■ **Required task**: Extract every record, keeping each one exactly as it is.

■ **Input for this task**:
===============

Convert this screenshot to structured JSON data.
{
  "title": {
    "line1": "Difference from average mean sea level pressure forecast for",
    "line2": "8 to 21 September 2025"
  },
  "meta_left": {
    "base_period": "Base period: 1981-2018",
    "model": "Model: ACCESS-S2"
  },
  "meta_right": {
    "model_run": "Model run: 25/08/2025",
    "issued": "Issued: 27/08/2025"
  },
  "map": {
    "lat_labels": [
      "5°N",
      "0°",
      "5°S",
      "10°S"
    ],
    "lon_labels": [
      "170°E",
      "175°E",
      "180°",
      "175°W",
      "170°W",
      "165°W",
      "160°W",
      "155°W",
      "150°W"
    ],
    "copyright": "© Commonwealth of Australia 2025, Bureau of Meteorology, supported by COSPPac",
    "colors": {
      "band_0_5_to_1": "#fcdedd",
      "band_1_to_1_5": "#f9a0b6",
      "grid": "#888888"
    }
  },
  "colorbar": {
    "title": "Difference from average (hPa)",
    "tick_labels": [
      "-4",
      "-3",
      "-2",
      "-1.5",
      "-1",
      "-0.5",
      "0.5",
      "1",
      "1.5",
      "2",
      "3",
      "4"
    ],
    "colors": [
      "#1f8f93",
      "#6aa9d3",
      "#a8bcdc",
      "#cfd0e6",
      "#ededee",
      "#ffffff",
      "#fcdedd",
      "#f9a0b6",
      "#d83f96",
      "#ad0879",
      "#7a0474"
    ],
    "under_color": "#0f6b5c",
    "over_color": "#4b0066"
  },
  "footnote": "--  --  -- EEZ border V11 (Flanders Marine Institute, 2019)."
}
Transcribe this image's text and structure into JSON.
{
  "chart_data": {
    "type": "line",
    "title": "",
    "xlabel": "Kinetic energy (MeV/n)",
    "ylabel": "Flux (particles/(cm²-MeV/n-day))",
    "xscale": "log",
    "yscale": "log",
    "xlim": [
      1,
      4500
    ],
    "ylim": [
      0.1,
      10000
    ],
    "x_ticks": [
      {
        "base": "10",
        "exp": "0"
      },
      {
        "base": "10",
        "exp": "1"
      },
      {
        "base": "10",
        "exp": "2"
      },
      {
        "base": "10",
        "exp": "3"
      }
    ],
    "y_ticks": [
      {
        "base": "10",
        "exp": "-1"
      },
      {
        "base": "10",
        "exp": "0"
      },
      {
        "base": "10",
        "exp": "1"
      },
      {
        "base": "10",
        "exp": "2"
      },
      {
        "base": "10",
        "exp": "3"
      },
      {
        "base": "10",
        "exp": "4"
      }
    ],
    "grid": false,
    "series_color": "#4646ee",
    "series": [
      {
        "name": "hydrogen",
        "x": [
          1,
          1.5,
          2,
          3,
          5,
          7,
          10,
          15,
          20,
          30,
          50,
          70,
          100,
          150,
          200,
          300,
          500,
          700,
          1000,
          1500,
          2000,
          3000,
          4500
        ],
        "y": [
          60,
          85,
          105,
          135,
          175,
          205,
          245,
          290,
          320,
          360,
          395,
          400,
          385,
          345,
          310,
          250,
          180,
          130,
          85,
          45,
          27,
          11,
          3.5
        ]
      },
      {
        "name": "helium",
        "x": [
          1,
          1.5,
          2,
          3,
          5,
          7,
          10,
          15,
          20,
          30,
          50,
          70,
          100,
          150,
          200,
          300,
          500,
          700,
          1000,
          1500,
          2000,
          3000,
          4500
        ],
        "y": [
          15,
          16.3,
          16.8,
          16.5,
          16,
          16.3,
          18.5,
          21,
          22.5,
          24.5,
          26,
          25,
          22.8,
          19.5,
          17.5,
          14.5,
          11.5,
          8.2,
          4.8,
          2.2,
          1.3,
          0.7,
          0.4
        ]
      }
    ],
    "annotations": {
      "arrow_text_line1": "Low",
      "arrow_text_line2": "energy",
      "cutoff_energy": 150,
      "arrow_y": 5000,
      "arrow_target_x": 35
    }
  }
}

===============

■ **Result of this exercise**:
Convert this screenshot to structured JSON data.
{
  "title": {
    "line1": "Difference from average mean sea level pressure forecast for",
    "line2": "8 to 21 September 2025"
  },
  "meta_left": {
    "base_period": "Base period: 1981-2018",
    "model": "Model: ACCESS-S2"
  },
  "meta_right": {
    "model_run": "Model run: 25/08/2025",
    "issued": "Issued: 27/08/2025"
  },
  "map": {
    "lat_labels": [
      "5°N",
      "0°",
      "5°S",
      "10°S"
    ],
    "lon_labels": [
      "170°E",
      "175°E",
      "180°",
      "175°W",
      "170°W",
      "165°W",
      "160°W",
      "155°W",
      "150°W"
    ],
    "copyright": "© Commonwealth of Australia 2025, Bureau of Meteorology, supported by COSPPac",
    "colors": {
      "band_0_5_to_1": "#fcdedd",
      "band_1_to_1_5": "#f9a0b6",
      "grid": "#888888"
    }
  },
  "colorbar": {
    "title": "Difference from average (hPa)",
    "tick_labels": [
      "-4",
      "-3",
      "-2",
      "-1.5",
      "-1",
      "-0.5",
      "0.5",
      "1",
      "1.5",
      "2",
      "3",
      "4"
    ],
    "colors": [
      "#1f8f93",
      "#6aa9d3",
      "#a8bcdc",
      "#cfd0e6",
      "#ededee",
      "#ffffff",
      "#fcdedd",
      "#f9a0b6",
      "#d83f96",
      "#ad0879",
      "#7a0474"
    ],
    "under_color": "#0f6b5c",
    "over_color": "#4b0066"
  },
  "footnote": "--  --  -- EEZ border V11 (Flanders Marine Institute, 2019)."
}
Transcribe this image's text and structure into JSON.
{
  "chart_data": {
    "type": "line",
    "title": "",
    "xlabel": "Kinetic energy (MeV/n)",
    "ylabel": "Flux (particles/(cm²-MeV/n-day))",
    "xscale": "log",
    "yscale": "log",
    "xlim": [
      1,
      4500
    ],
    "ylim": [
      0.1,
      10000
    ],
    "x_ticks": [
      {
        "base": "10",
        "exp": "0"
      },
      {
        "base": "10",
        "exp": "1"
      },
      {
        "base": "10",
        "exp": "2"
      },
      {
        "base": "10",
        "exp": "3"
      }
    ],
    "y_ticks": [
      {
        "base": "10",
        "exp": "-1"
      },
      {
        "base": "10",
        "exp": "0"
      },
      {
        "base": "10",
        "exp": "1"
      },
      {
        "base": "10",
        "exp": "2"
      },
      {
        "base": "10",
        "exp": "3"
      },
      {
        "base": "10",
        "exp": "4"
      }
    ],
    "grid": false,
    "series_color": "#4646ee",
    "series": [
      {
        "name": "hydrogen",
        "x": [
          1,
          1.5,
          2,
          3,
          5,
          7,
          10,
          15,
          20,
          30,
          50,
          70,
          100,
          150,
          200,
          300,
          500,
          700,
          1000,
          1500,
          2000,
          3000,
          4500
        ],
        "y": [
          60,
          85,
          105,
          135,
          175,
          205,
          245,
          290,
          320,
          360,
          395,
          400,
          385,
          345,
          310,
          250,
          180,
          130,
          85,
          45,
          27,
          11,
          3.5
        ]
      },
      {
        "name": "helium",
        "x": [
          1,
          1.5,
          2,
          3,
          5,
          7,
          10,
          15,
          20,
          30,
          50,
          70,
          100,
          150,
          200,
          300,
          500,
          700,
          1000,
          1500,
          2000,
          3000,
          4500
        ],
        "y": [
          15,
          16.3,
          16.8,
          16.5,
          16,
          16.3,
          18.5,
          21,
          22.5,
          24.5,
          26,
          25,
          22.8,
          19.5,
          17.5,
          14.5,
          11.5,
          8.2,
          4.8,
          2.2,
          1.3,
          0.7,
          0.4
        ]
      }
    ],
    "annotations": {
      "arrow_text_line1": "Low",
      "arrow_text_line2": "energy",
      "cutoff_energy": 150,
      "arrow_y": 5000,
      "arrow_target_x": 35
    }
  }
}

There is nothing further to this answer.